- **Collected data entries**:

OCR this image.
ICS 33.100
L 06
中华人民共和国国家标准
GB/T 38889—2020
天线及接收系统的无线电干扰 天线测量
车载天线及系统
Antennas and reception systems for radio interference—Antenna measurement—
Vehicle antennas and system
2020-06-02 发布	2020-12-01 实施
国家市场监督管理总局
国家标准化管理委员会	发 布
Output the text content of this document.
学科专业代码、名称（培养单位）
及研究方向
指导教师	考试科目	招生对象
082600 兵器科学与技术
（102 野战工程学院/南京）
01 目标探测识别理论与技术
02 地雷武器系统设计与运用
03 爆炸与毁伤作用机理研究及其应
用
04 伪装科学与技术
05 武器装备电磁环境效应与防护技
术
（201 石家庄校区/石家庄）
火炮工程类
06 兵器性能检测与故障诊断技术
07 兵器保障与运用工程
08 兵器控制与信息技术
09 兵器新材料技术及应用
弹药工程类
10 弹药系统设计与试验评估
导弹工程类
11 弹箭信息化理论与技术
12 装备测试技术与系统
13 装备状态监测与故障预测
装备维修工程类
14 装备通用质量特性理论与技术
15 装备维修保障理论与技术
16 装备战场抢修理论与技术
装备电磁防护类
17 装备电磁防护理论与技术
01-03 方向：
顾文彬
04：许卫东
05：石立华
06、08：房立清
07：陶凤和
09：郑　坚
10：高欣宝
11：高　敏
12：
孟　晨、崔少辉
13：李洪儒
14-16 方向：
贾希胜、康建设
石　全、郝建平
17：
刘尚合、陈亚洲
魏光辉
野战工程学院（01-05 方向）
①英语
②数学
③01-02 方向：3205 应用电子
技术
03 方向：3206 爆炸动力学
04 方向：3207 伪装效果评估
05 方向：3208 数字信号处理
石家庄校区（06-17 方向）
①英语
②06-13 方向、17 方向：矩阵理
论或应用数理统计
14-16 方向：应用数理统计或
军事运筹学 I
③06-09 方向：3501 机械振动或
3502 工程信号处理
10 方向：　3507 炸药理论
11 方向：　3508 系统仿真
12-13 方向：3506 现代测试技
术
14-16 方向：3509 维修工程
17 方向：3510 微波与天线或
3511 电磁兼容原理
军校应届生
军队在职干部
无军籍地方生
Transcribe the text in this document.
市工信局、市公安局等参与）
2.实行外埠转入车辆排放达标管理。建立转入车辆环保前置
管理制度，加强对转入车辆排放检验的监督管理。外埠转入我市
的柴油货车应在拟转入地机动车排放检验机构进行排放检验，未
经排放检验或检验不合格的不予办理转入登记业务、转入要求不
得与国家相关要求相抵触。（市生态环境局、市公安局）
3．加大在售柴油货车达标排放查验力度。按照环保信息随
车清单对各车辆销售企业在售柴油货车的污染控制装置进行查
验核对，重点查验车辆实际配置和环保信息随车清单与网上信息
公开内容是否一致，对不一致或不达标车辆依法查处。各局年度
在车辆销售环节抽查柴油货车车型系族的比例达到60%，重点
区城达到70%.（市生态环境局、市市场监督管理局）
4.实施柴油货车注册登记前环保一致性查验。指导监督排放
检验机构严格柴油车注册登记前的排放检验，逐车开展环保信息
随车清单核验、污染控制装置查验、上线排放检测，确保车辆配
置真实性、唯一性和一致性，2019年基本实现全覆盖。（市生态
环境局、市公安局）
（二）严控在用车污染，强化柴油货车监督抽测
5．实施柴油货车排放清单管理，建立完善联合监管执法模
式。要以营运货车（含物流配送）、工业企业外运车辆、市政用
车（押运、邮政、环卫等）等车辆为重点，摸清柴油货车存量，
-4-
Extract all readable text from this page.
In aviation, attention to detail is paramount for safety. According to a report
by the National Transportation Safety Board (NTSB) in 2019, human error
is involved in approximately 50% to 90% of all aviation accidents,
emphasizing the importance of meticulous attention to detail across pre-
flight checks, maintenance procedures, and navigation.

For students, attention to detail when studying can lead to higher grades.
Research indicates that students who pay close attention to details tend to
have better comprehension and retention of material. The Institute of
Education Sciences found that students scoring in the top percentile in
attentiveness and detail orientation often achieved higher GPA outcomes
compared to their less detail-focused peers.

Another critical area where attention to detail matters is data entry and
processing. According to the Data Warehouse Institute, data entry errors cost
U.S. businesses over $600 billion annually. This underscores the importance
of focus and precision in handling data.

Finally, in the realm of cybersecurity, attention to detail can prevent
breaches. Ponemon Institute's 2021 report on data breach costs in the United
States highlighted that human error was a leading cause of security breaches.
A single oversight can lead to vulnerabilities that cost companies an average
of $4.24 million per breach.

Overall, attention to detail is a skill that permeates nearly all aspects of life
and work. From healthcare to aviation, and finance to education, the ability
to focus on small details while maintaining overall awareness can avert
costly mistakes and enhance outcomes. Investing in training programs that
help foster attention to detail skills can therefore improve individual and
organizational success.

- **WHAT IS NEEDED**: Count how many lines contain "students" and give only that count.

- **TASK RESULT**: 3